-- The data start --

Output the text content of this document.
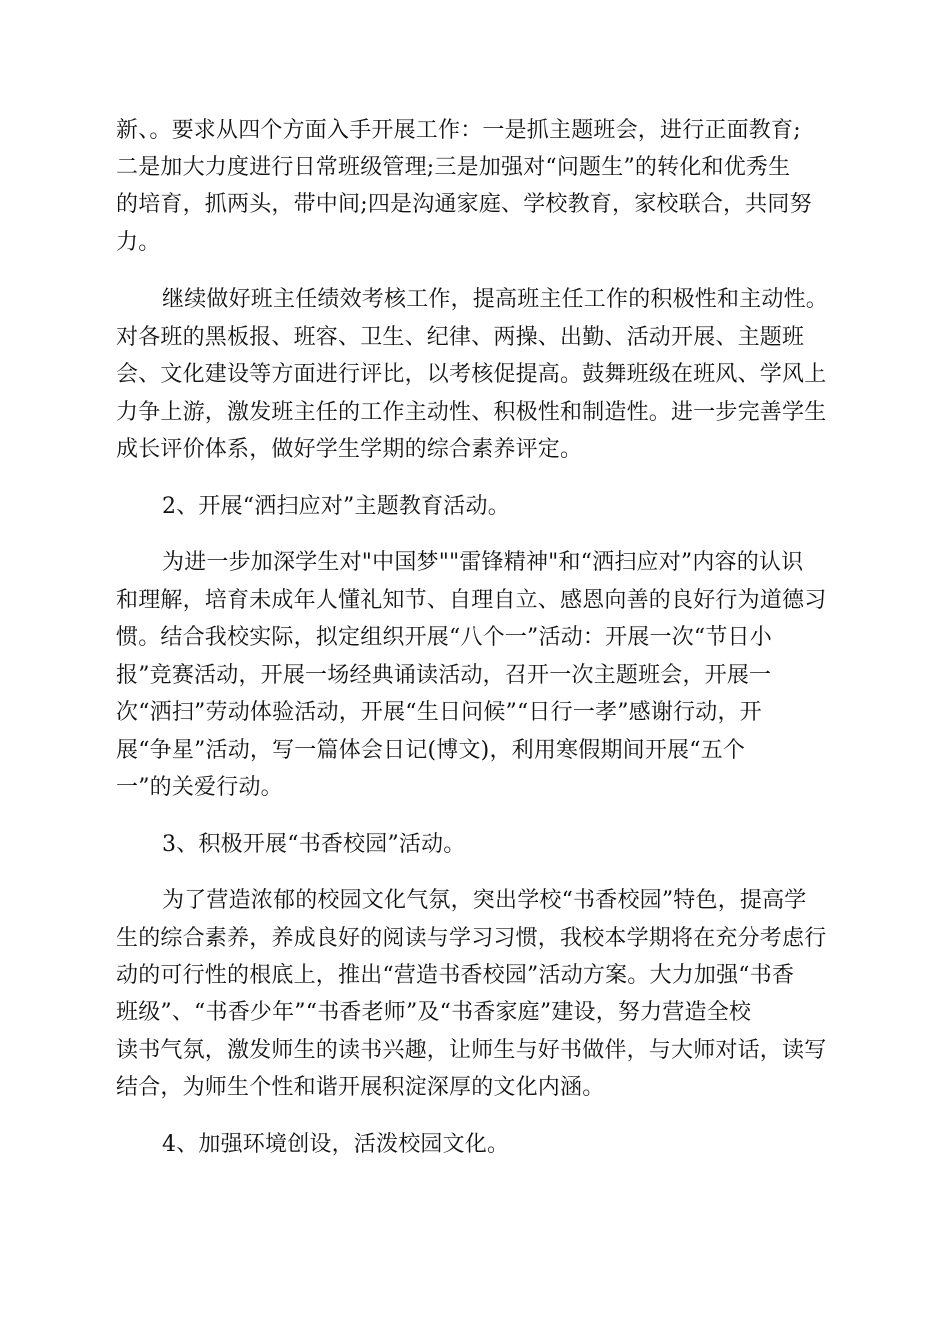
新、。要求从四个方面入手开展工作：一是抓主题班会，进行正面教育;

二是加大力度进行日常班级管理;三是加强对“问题生”的转化和优秀生

的培育，抓两头，带中间;四是沟通家庭、学校教育，家校联合，共同努

力。

继续做好班主任绩效考核工作，提高班主任工作的积极性和主动性。

对各班的黑板报、班容、卫生、纪律、两操、出勤、活动开展、主题班

会、文化建设等方面进行评比，以考核促提高。鼓舞班级在班风、学风上

力争上游，激发班主任的工作主动性、积极性和制造性。进一步完善学生

成长评价体系，做好学生学期的综合素养评定。

2、开展“洒扫应对”主题教育活动。

为进一步加深学生对"中国梦""雷锋精神"和“洒扫应对”内容的认识

和理解，培育未成年人懂礼知节、自理自立、感恩向善的良好行为道德习

惯。结合我校实际，拟定组织开展“八个一”活动：开展一次“节日小

报”竞赛活动，开展一场经典诵读活动，召开一次主题班会，开展一

次“洒扫”劳动体验活动，开展“生日问候”“日行一孝”感谢行动，开

展“争星”活动，写一篇体会日记(博文)，利用寒假期间开展“五个

一”的关爱行动。

3、积极开展“书香校园”活动。

为了营造浓郁的校园文化气氛，突出学校“书香校园”特色，提高学

生的综合素养，养成良好的阅读与学习习惯，我校本学期将在充分考虑行

动的可行性的根底上，推出“营造书香校园”活动方案。大力加强“书香

班级”、“书香少年”“书香老师”及“书香家庭”建设，努力营造全校

读书气氛，激发师生的读书兴趣，让师生与好书做伴，与大师对话，读写

结合，为师生个性和谐开展积淀深厚的文化内涵。

4、加强环境创设，活泼校园文化。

-- The data end --

=== Exercise brief ===
All of the data above should be transcribed verbatim, with pictures omitted.

=== Output of the task ===
Output the text content of this document.
新、。要求从四个方面入手开展工作：一是抓主题班会，进行正面教育;

二是加大力度进行日常班级管理;三是加强对“问题生”的转化和优秀生

的培育，抓两头，带中间;四是沟通家庭、学校教育，家校联合，共同努

力。

继续做好班主任绩效考核工作，提高班主任工作的积极性和主动性。

对各班的黑板报、班容、卫生、纪律、两操、出勤、活动开展、主题班

会、文化建设等方面进行评比，以考核促提高。鼓舞班级在班风、学风上

力争上游，激发班主任的工作主动性、积极性和制造性。进一步完善学生

成长评价体系，做好学生学期的综合素养评定。

2、开展“洒扫应对”主题教育活动。

为进一步加深学生对"中国梦""雷锋精神"和“洒扫应对”内容的认识

和理解，培育未成年人懂礼知节、自理自立、感恩向善的良好行为道德习

惯。结合我校实际，拟定组织开展“八个一”活动：开展一次“节日小

报”竞赛活动，开展一场经典诵读活动，召开一次主题班会，开展一

次“洒扫”劳动体验活动，开展“生日问候”“日行一孝”感谢行动，开

展“争星”活动，写一篇体会日记(博文)，利用寒假期间开展“五个

一”的关爱行动。

3、积极开展“书香校园”活动。

为了营造浓郁的校园文化气氛，突出学校“书香校园”特色，提高学

生的综合素养，养成良好的阅读与学习习惯，我校本学期将在充分考虑行

动的可行性的根底上，推出“营造书香校园”活动方案。大力加强“书香

班级”、“书香少年”“书香老师”及“书香家庭”建设，努力营造全校

读书气氛，激发师生的读书兴趣，让师生与好书做伴，与大师对话，读写

结合，为师生个性和谐开展积淀深厚的文化内涵。

4、加强环境创设，活泼校园文化。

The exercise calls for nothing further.